* PROBLEM DETAILS *
Would it be possible to write out each entry below exactly, without the pictures?

* WORKING DATA *

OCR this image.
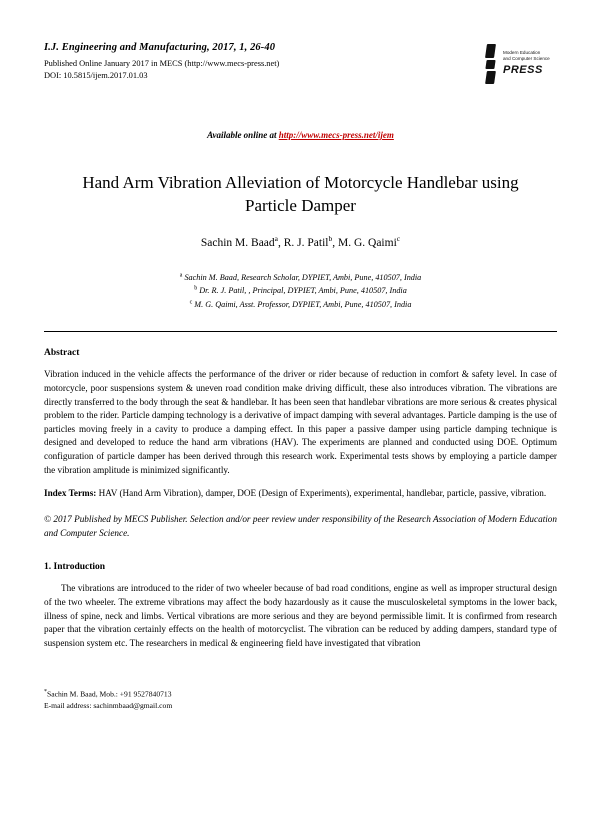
I.J. Engineering and Manufacturing, 2017, 1, 26-40
Published Online January 2017 in MECS (http://www.mecs-press.net)
DOI: 10.5815/ijem.2017.01.03
Modern Education
and Computer Science
PRESS
Available online at http://www.mecs-press.net/ijem
Hand Arm Vibration Alleviation of Motorcycle Handlebar using Particle Damper
Sachin M. Baad$^a$, R. J. Patil$^b$, M. G. Qaimi$^c$
$^a$ Sachin M. Baad, Research Scholar, DYPIET, Ambi, Pune, 410507, India
$^b$ Dr. R. J. Patil, , Principal, DYPIET, Ambi, Pune, 410507, India
$^c$ M. G. Qaimi, Asst. Professor, DYPIET, Ambi, Pune, 410507, India
Abstract

Vibration induced in the vehicle affects the performance of the driver or rider because of reduction in comfort & safety level. In case of motorcycle, poor suspensions system & uneven road condition make driving difficult, these also introduces vibration. The vibrations are directly transferred to the body through the seat & handlebar. It has been seen that handlebar vibrations are more serious & creates physical problem to the rider. Particle damping technology is a derivative of impact damping with several advantages. Particle damping is the use of particles moving freely in a cavity to produce a damping effect. In this paper a passive damper using particle damping technique is designed and developed to reduce the hand arm vibrations (HAV). The experiments are planned and conducted using DOE. Optimum configuration of particle damper has been derived through this research work. Experimental tests shows by employing a particle damper the vibration amplitude is minimized significantly.

Index Terms: HAV (Hand Arm Vibration), damper, DOE (Design of Experiments), experimental, handlebar, particle, passive, vibration.

© 2017 Published by MECS Publisher. Selection and/or peer review under responsibility of the Research Association of Modern Education and Computer Science.

1. Introduction

The vibrations are introduced to the rider of two wheeler because of bad road conditions, engine as well as improper structural design of the two wheeler. The extreme vibrations may affect the body hazardously as it cause the musculoskeletal symptoms in the lower back, illness of spine, neck and limbs. Vertical vibrations are more serious and they are beyond permissible limit. It is confirmed from research paper that the vibration certainly effects on the health of motorcyclist. The vibration can be reduced by adding dampers, standard type of suspension system etc. The researchers in medical & engineering field have investigated that vibration

*Sachin M. Baad, Mob.: +91 9527840713
E-mail address: sachinmbaad@gmail.com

* SOLUTION TO THIS TASK *
OCR this image.
I.J. Engineering and Manufacturing, 2017, 1, 26-40
Published Online January 2017 in MECS (http://www.mecs-press.net)
DOI: 10.5815/ijem.2017.01.03
Modern Education
and Computer Science
PRESS
Available online at http://www.mecs-press.net/ijem
Hand Arm Vibration Alleviation of Motorcycle Handlebar using Particle Damper
Sachin M. Baad$^a$, R. J. Patil$^b$, M. G. Qaimi$^c$
$^a$ Sachin M. Baad, Research Scholar, DYPIET, Ambi, Pune, 410507, India
$^b$ Dr. R. J. Patil, , Principal, DYPIET, Ambi, Pune, 410507, India
$^c$ M. G. Qaimi, Asst. Professor, DYPIET, Ambi, Pune, 410507, India
Abstract

Vibration induced in the vehicle affects the performance of the driver or rider because of reduction in comfort & safety level. In case of motorcycle, poor suspensions system & uneven road condition make driving difficult, these also introduces vibration. The vibrations are directly transferred to the body through the seat & handlebar. It has been seen that handlebar vibrations are more serious & creates physical problem to the rider. Particle damping technology is a derivative of impact damping with several advantages. Particle damping is the use of particles moving freely in a cavity to produce a damping effect. In this paper a passive damper using particle damping technique is designed and developed to reduce the hand arm vibrations (HAV). The experiments are planned and conducted using DOE. Optimum configuration of particle damper has been derived through this research work. Experimental tests shows by employing a particle damper the vibration amplitude is minimized significantly.

Index Terms: HAV (Hand Arm Vibration), damper, DOE (Design of Experiments), experimental, handlebar, particle, passive, vibration.

© 2017 Published by MECS Publisher. Selection and/or peer review under responsibility of the Research Association of Modern Education and Computer Science.

1. Introduction

The vibrations are introduced to the rider of two wheeler because of bad road conditions, engine as well as improper structural design of the two wheeler. The extreme vibrations may affect the body hazardously as it cause the musculoskeletal symptoms in the lower back, illness of spine, neck and limbs. Vertical vibrations are more serious and they are beyond permissible limit. It is confirmed from research paper that the vibration certainly effects on the health of motorcyclist. The vibration can be reduced by adding dampers, standard type of suspension system etc. The researchers in medical & engineering field have investigated that vibration

*Sachin M. Baad, Mob.: +91 9527840713
E-mail address: sachinmbaad@gmail.com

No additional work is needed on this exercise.